(Dataset items)

----

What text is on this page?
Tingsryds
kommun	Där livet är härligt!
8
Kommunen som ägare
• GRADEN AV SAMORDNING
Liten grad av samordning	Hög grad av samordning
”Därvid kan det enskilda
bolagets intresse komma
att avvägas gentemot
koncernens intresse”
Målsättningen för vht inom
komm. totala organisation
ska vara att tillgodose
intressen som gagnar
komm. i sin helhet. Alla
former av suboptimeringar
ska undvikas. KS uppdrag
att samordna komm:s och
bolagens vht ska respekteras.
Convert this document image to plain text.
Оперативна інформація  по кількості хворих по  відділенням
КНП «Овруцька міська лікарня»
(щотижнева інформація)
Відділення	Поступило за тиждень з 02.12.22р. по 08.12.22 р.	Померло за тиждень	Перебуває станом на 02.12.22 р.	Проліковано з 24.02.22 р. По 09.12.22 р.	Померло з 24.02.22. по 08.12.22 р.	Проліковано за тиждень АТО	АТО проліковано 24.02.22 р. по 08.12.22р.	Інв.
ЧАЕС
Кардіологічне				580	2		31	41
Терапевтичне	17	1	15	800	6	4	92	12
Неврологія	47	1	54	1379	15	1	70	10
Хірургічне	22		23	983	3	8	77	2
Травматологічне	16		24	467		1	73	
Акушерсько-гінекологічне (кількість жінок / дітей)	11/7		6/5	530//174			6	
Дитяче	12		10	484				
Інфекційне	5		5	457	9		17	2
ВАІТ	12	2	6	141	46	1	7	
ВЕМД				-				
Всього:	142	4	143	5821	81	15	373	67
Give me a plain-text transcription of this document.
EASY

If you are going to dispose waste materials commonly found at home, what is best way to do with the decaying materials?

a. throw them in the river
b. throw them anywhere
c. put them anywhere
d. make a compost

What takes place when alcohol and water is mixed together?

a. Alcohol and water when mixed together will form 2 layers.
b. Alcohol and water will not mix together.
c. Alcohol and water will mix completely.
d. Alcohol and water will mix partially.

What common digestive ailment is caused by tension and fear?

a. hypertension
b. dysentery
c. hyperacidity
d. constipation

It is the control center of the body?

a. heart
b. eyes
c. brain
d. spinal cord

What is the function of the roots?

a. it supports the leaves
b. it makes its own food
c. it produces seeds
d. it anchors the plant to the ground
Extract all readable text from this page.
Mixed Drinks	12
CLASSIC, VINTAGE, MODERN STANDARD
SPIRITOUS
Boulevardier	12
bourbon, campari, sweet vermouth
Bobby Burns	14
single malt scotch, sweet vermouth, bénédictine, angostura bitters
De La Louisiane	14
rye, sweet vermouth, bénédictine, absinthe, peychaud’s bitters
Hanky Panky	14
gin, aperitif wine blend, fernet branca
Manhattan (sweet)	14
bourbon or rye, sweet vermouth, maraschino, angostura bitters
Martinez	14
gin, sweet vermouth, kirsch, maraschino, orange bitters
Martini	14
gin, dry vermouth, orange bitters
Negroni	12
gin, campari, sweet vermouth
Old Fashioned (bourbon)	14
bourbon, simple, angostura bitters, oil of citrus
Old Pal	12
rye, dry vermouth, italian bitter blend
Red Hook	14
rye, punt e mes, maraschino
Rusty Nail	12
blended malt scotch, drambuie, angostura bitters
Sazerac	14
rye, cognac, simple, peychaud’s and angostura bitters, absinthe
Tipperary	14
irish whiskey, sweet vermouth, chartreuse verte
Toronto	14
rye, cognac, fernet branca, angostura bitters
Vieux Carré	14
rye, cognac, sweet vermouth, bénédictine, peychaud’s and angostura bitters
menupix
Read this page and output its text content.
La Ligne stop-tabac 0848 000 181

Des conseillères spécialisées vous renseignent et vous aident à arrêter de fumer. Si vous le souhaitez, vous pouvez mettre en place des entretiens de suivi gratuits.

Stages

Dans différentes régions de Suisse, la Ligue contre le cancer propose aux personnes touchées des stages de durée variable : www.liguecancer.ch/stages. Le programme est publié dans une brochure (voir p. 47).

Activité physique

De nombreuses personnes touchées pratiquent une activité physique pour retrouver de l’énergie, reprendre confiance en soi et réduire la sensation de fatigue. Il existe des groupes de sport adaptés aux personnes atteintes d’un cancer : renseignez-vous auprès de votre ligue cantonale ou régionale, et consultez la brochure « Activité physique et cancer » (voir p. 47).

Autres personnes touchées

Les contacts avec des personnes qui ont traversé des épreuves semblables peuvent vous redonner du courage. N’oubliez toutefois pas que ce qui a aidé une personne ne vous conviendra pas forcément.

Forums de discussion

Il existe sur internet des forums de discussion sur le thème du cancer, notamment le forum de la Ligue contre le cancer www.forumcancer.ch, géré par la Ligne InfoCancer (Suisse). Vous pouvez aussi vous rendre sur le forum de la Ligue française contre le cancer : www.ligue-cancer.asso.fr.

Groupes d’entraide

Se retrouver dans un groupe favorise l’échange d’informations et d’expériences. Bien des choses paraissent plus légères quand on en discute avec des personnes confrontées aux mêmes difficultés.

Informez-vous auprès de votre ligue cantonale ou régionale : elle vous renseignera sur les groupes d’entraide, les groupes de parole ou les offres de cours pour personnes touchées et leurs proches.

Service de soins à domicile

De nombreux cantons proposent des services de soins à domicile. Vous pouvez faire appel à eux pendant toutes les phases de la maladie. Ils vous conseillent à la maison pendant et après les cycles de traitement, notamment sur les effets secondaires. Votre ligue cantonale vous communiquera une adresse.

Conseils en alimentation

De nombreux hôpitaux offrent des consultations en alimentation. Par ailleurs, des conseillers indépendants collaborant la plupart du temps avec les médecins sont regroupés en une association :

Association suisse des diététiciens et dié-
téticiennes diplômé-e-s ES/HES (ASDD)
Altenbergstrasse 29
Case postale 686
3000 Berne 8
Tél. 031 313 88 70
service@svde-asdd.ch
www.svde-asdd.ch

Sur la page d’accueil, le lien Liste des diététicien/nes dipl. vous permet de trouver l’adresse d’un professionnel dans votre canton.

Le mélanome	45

----

TASK DIRECTIONS:
Write out every line of the listing that holds the word "cognac".

OUTPUT:
rye, cognac, simple, peychaud’s and angostura bitters, absinthe
rye, cognac, fernet branca, angostura bitters
rye, cognac, sweet vermouth, bénédictine, peychaud’s and angostura bitters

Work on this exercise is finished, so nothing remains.